▶ **What you should do**:
Sift the listing for lines that hold the string "PEKKURT" and pull them out.

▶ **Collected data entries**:
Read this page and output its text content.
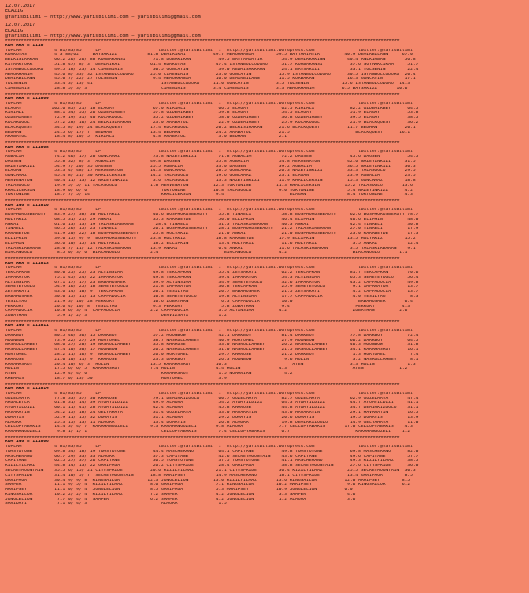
12.07.2017
ELAZIG
@YarisBilimi — http://www.yarisbilimi.com — yarisbilimi@gmail.com
12.07.2017
ELAZIG
@YarisBilimi — http://www.yarisbilimi.com — yarisbilimi@gmail.com
####################################################################################################################################################
KUM ARA = 1110
TOPLAM            4 81/83/85     LP                     twitter:@YarisBilimi  :  http://yarisbilimi.wordpress.com                twitter:@YarisBilimi
KORKUTAS          4 3 88/62     BAYSAKIZI           81.8 DEMIRIKA1          49.7 MEMURHANIM        59.5 BAYTAMIMTIR         40.9 DEMIRBILANN     67.0
BELKISIRAKAN      66.2 26/ 26/ 88 KORBAKANSI          71.8 DUBAKIRAN          49.5 BAYTAMIMTIR       54.9 DEMIRKAKINN        40.4 ANLKIRBAN       56.8
KITRAKTURK        51.8 47/ 8/ 3  DEMIRIKA1           61.4 KORKUTAS           47.4 ISTANBULCUDURU     51.7 KORBAKANSI          37.6 SOYMAKCIKAM     51.7
ISTANBULCUDURU    49.5 18/ 23/ 14 CIMENIRIS           30.5 GONCAYIN           39.0 REDMISAKKARN      24.1 BAYSAKIZI           33.1 TOLSENIN        22.4
MEMURHANIM        45.6 8/ 33/ 32 ISTANBULCUDURU      25.0 CIMENIRIS          23.0 GONCAYIN          15.9 ISTANBULCUDURU      30.5 ISTANBULCUDURU  20.4
DEMIRBILANN       45.0 7/ 22/ 27 TOLSENIN             9.4 MEMURHANIM         16.0 DEMIRBILANN       11.5 KORBAKAN            16.3 GONCAYIN        17.1
TOLSENIN          33.4 3/ 13/ 41                         ISTANBULCUDURU     11.0 GONCAYIN          3.5 TOLSENIN            15.6 ISTANBULCUDURU  14.3
CIMENIRIS         28.8 5/ 3/ 3                           CIMENIRIS          3.4 CIMENIRIS          3.3 MEMURHANIM          6.5 BAYSAKIZI       10.6
####################################################################################################################################################
KUM ARA = 111009
TOPLAM            4 81/83/85     LP                     twitter:@YarisBilimi  :  http://yarisbilimi.wordpress.com                twitter:@YarisBilimi
ELAGAY           102.6 85/ 21/ 18 ELAGAY              67.0 KIRIMLI            66.5 ELAGAY            62.5 KIRIMLI             82.2 OZDEMIRBEY      64.5
KIRIMLI           88.1 34/ 55/ 26 OZDEMIRBEY          57.8 OZDEMIRBEY         59.8 ELAGAY            54.5 ELAGAY              51.9 ELAGAY          53.8
OZDEMIRBEY        72.9 19/ 31/ 40 KOCAKOGUL           35.2 OZDEMIRBEY         58.0 OZDEMIRBEY        36.8 OZDEMIRBEY          39.5 ELAGAY          38.5
KOCAKOGUL         57.2 28/ 16/ 24 BELKISIRAKAN        23.0 ARABATUL           22.9 OZDEMIRBEY        25.9 KOCAKOGUL           21.9 BLACKQUEST      36.2
BLACKQUEST        34.5 8/ 19/ 24 BLACKQUEST          17.4 KOCAKOGUL          20.2 BELKISIRAKAN      21.6 BLACKQUEST          11.7 BEDHAN          20.1
BEDHAN            24.5 6/ 17/ 7  BEDHAN              13.4 BEDHAN             24.2 ARABATUL          21.5                        BLACKQUEST      16.1
ARABATUL          18.4 8/ 10/ 5  KIRIMLI              4.8 ARABATUL            3.0 BEDHAN            2.1
####################################################################################################################################################
KUM ARA = 111008
TOPLAM            4 81/83/85     LP                     twitter:@YarisBilimi  :  http://yarisbilimi.wordpress.com                twitter:@YarisBilimi
AGBALIM           74.2 46/ 17/ 20 GONCAMAZ            73.8 NAZEYINKIZI        71.8 AGBALIM           72.2 DAGSEN              45.6 DAGSEN          54.5
DAGSEN            55.8 32/ 8/ 3  AGBALIM             49.8 DAGSEN             55.8 AGBALIM           54.8 MERVENATON          42.6 NAZEYINKIZI     31.5
NAZEYINKIZI       54.9 7/ 20/ 35 DAGSEN              25.5 AGBALIM            33.0 DAGSEN            39.2 AGBALIM             36.5 NAZEYINKIZI     30.3
ELAGAN            53.3 4/ 48/ 17 MERVENATON          14.3 GONCAMAZ           28.5 GONCAMAZ          26.3 NAZEYINKIZI         33.3 TALASOGLU       29.5
GONCAMAZ          45.4 8/ 21/ 30 KHALICEKSIN         14.2 TALASOGLU          19.6 GONCAMAZ          23.1 ELAGAN              23.9 AGBALIM         23.5
MERVENATON        40.4 11/ 13/ 12 NAZEYINKIZI         3.6 TALASOGLU          13.3 NAZEYINKIZI       11.9 KHALICEKSIN         15.3 GONCAMAZ        18.8
TALASOGLU         19.9 5/ 5/ 11 TALASOGLU            1.8 MERVENATON         12.3 TOKTONINE         11.3 KHALICEKSIN         15.2 TALASOGLU       13.6
KHALICEKSIN       18.9 0/ 6/ 6                           TOKTONINE          10.8 TALASOGLU          9.0 TOKTONINE            5.4 NAZEYINKIZI      4.2
TOKTONINE         18.7 7/ 5/ 14                          KHALICEKSIN         9.4                        ELAGAN               8.4 TOKTONINE        4.3
####################################################################################################################################################
KUM ING = 111010
TOPLAM            4 81/83/85     LP                     twitter:@YarisBilimi  :  http://yarisbilimi.wordpress.com                twitter:@YarisBilimi
BOSPHORUSBEAUTY   83.9 27/ 38/ 30 HULYAKIZ            46.6 BOSPHORUSBEAUTY    55.8 TINAELI           58.8 BOSPHORUSBEAUTY     62.6 BOSPHORUSBEAUTY 78.7
HULYAKIZ          68.5 31/ 21/ 29 ANKAI               35.3 KARABEYDE          50.0 ELLIPKIN          46.4 ELIPHIN             46.6 ELIPHIN         48.0
ANKAI             61.6 13/ 13/ 19 TALASKIRBARAN        28.4 TINAELI           31.3 TALASKIRBARAN     40.3 ANKAI               42.4 TINAELI         30.8
TINAELI           46.5 26/ 15/ 23 TINAELI             26.1 BOSPHORUSBEAUTY    28.1 BOSPHORUSBEAUTY   21.2 TALASKIRBARAN       27.0 TINAELI         17.9
KARABEYDE         41.9 20/ 22/ 18 BOSPHORUSBEAUTY     25.8 HULYAKIZ           21.0 ANKAI             21.0 BOSPHORUSBEAUTY     23.0 KARABEYDE       17.3
ELLIPKIN          39.0 15/ 9/ 9  BOSPHORUSBEAUTY     23.8 HULYAKIZ           18.8 KARABEYDE         17.9 ELLIPKIN            13.5 HULYAKIZ        15.2
ELIPHIN           36.6 10/ 15/ 14 HULYAKIZ            18.2 ELLIPKIN           13.4 HULYAKIZ          11.6 HULYAKIZ             3.5 ANKAI           12.4
TALASKIRBARAN     28.0 7/ 11/ 12 TALASKIRBARAN       13.9 ANKAI               6.4 ANKAI             11.6 TALASKIRBARAN        3.5 TALASKIRBARAN    9.1
BIRCANOGLU         8.5 0/ 3/ 6  BIRCANOGLU           2.4                        BIRCANOGLU          4.2                        BIRCANOGLU       1.1
####################################################################################################################################################
KUM ARA = 111013
TOPLAM            4 81/83/85     LP                     twitter:@YarisBilimi  :  http://yarisbilimi.wordpress.com                twitter:@YarisBilimi
TEKCAPKAN         80.0 25/ 25/ 23 ALTINSIMA           49.8 TEKCAPKAN          55.4 ZEYSAKATI         62.2 TEKCAPKAN           81.7 TEKCAPKAN       70.6
IMPARATOR         75.1 45/ 24/ 22 IMPARATOR           49.8 TEKCAPKAN          39.4 IMPARATOR         54.3 ALTINSIMA           65.3 SEMETEYOGLU     56.4
ALTINSIMA         67.1 17/ 17/ 23 BABAHOSMER          39.9 ALTINSIMA          34.9 SEMETEYOGLU       32.6 IMPARATOR           43.2 CAPPADOCIA      49.8
SEMETEYOGLU       54.9 16/ 25/ 18 SEMETEYOGLU         21.8 IMPARATOR          30.8 TEKCAPKAN         25.9 SEMETEYOGLU          9.1 IMPARATOR       13.7
ZEYSAKATI         43.6 14/ 10/ 9  TEKCAPKAN           20.1 YESILYAG           20.7 BABAHOSMER        21.5 ZEYSAKATI            4.2 CAPPADOCIA      13.7
BABAHOSMER        30.0 15/ 11/ 13 CAPPADOCIA          10.8 SEMETEYOGLU        19.8 ALTINSIMA         17.7 CAPPADOCIA           4.0 YESILYAG         8.3
YESILYAG          21.9 3/ 10/ 28 PEKKURT              10.6 ZUBATHAN            6.3 CAPPADOCIA        10.0                        BABAHOSMER       6.4
PEKKURT           20.6 4/ 10/ 8  YESILYAG             9.3 PEKKURT              5.8 ZUBATHAN          9.4                        PEKKURT          4.3
CAPPADOCIA        10.8 6/ 3/ 4  CAPPADOCIA           2.2 CAPPADOCIA           3.5 ALTINSIMA         4.2                        ZUBATHAN         2.6
ZUBATHAN           5.9 1/ 2/ 3                           DERVIZSAYI           1.2
####################################################################################################################################################
KUM ING = 111011
TOPLAM            4 81/83/85     LP                     twitter:@YarisBilimi  :  http://yarisbilimi.wordpress.com                twitter:@YarisBilimi
DARKBOY           80.5 46/ 36/ 15 DARKBOY             57.2 MOONBOW            42.1 DARKBOY           81.4 DARKBOY             77.8 DARKBOY         72.4
MOONBOW           73.9 22/ 27/ 29 HURTUMEL            38.7 NASRULLAHBEY       40.9 HURTUMEL          27.9 MOONBOW             66.2 DARKBOY         64.5
NASRULLAHBEY      68.6 27/ 20/ 19 NASRULLAHBEY        35.8 KHAROSE            33.0 NASRULLAHBEY      26.2 NASRULLAHBEY        46.3 MOONBOW         31.8
HASRULLAHBEY      47.4 10/ 30/ 17 MOONBOW             26.2 NASRULLAHBEY       31.0 NASRULLAHBEY      21.5 NASRULLAHBEY        34.1 KARAHASRUT      16.1
HURTUMEL          28.2 11/ 16/ 9  NASRULLAHBEY        26.0 HURTUMEL           29.7 KHAROSE           21.2 DARKBOY              1.3 HURTUMEL         7.4
KHAROSE           21.0 10/ 11/ 9  KHAROSE             23.3 DARKBOY            26.3 MOONBOW            9.6 HULIN                3.2 NASRULLAHBEY     8.1
KARAHASRUT        20.4 10/ 6/ 3  HULIN               13.5 KARAHASRUT         16.3                        ATEN                 3.3 HULIN            1.3
HULIN             17.5 6/ 6/ 5  KARAHASRUT           7.4 HULIN               4.4 HULIN              4.3                        ATEN             1.2
ATEN              12.9 4/ 4/ 6                           KARAHASRUT           1.5 NOMARIAN            4.2
KHEMMIS           18.7 0/ 13/ 50                         HURTUMEL             3.9
####################################################################################################################################################
KUM ARA = 111014
TOPLAM            4 81/83/85     LP                     twitter:@YarisBilimi  :  http://yarisbilimi.wordpress.com                twitter:@YarisBilimi
GUZELMAYA         77.8 33/ 37/ 30 KHAROSE             79.1 DEMIRKIZOGLU       60.7 GUZELMAYA         82.7 GUZELMAYA           62.9 GUZELMAYA       47.4
ARGALETLA         61.8 31/ 14/ 39 AYOMYILDIZI         49.9 ALMURA             54.2 AYOMYILDIZI       64.3 AYOMYILDIZI         44.7 AYOMYILDIZI     41.1
AYOMYILDIZI       60.1 11/ 41/ 28 AYOMYILDIZI         42.4 ALMURA             45.8 KHAROSE           44.8 AYOMYILDIZI         34.7 DEMIRKIZOGLU    31.1
HAVARATIN         54.2 15/ 18/ 24 GELYAHAYA           31.4 GUZELMAYA          33.0 HAVARATIN         43.0 HAVARATIN           29.1 HAVARATIN       16.5
DOMAYIS           52.9 11/ 15/ 32 DOMAYIS             31.1 ALMURA             29.2 DOMAYIS           20.6 DOMAYIS             19.5 DOMAYIS         13.9
ALMURA            25.3 15/ 13/ 11 ALMURA              13.4 DOMAYIS            26.8 ALMURA            19.8 DEMIRKIZOGLU        14.9 GELYAHAYA       11.0
CELLUPYABAKIS     14.4 3/ 4/ 7  KARAHANGUZELI        9.3 KARAHANGUZELI       9.8 ALMURA             7.7 CELLUPYABAKIS       17.0 CELLUPYABAKIS    4.3
KARAHANGUZELI      9.8 1/ 1/ 1                           CELLUPYABAKIS        7.4 CELLUPYABAKIS      6.7                        KARAHANGUZELI    1.2
####################################################################################################################################################
KUM ING = 111006
TOPLAM            4 81/83/85     LP                     twitter:@YarisBilimi  :  http://yarisbilimi.wordpress.com                twitter:@YarisBilimi
TOMSTOTONE        69.8 34/ 18/ 19 TOMSTOTONE          44.4 MASCHERANO         64.1 CAPITANE          49.8 TOMSTOTONE          69.8 MASCHERANO      82.0
MASCHERANO        66.7 29/ 33/ 33 ALMURA              37.3 CAPITANE           42.6 SECRETMOUNTAIN    43.6 CAPITANE            49.6 CAPITANE        57.7
CAPITANE          62.5 27/ 37/ 26 CAPITANE            36.5 TOMSTOTONE         37.5 TOMSTOTONE        41.1 MASCHERANO          49.3 KIZILYILMAZ     38.5
KIZILYILMAZ       44.8 14/ 13/ 22 GARIPAGA            26.2 CITYSPRIDE         28.4 GARIPAGA          38.8 SECRETMOUNTAIN      27.6 CITYSPRIDE      36.0
SECRETMOUNTAIN    35.5 6/ 15/ 21 CITYSPRIDE          20.6 KIZILYILMAZ        21.1 CITYSPRIDE        36.4 KIZILYILMAZ         25.5 SECRETMOUNTAIN  30.3
CITYSPRIDE        31.4 10/ 5/ 7  SECRETMOUNTAIN      18.8 MARIPSEY           14.9 MASCHERANO        18.1 CITYSPRIDE          13.4 GARIPAGA        8.5
GARIPAGA          30.4 9/ 9/ 8  KINGSAILOR          12.3 JUNGLELION         13.0 KIZILYILMAZ       13.6 KINGSAILOR          12.0 MARIPSEY        8.5
SAMPER            11.1 9/ 5/ 4  KIZILYILMAZ          8.6 GARIPAGA            7.1 KINGSAILOR        10.2 MARIPSEY             9.6 KINGSAILOR      6.2
MARIPSEY          11.1 0/ 9/ 4  JUNGLELION           8.5 GARIPAGA            5.3 MARIPSEY          10.9 JUNGLELION          6.0
KINGSAILOR        10.2 2/ 2/ 4  KIZILYILMAZ          7.2 SAMPER              4.2 JUNGLELION         3.3 SAMPER               4.6
JUNGLELION         7.7 0/ 4/ 4  SAMPER               6.2 SAMPER              4.2 JUNGLELION         1.2 ALMURA               3.6
SARIDAYI           7.1 0/ 4/ 3                           ALMURA               1.5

▶ **Output below**:
YESILYAG          21.9 3/ 10/ 28 PEKKURT              10.6 ZUBATHAN            6.3 CAPPADOCIA        10.0                        BABAHOSMER       6.4
PEKKURT           20.6 4/ 10/ 8  YESILYAG             9.3 PEKKURT              5.8 ZUBATHAN          9.4                        PEKKURT          4.3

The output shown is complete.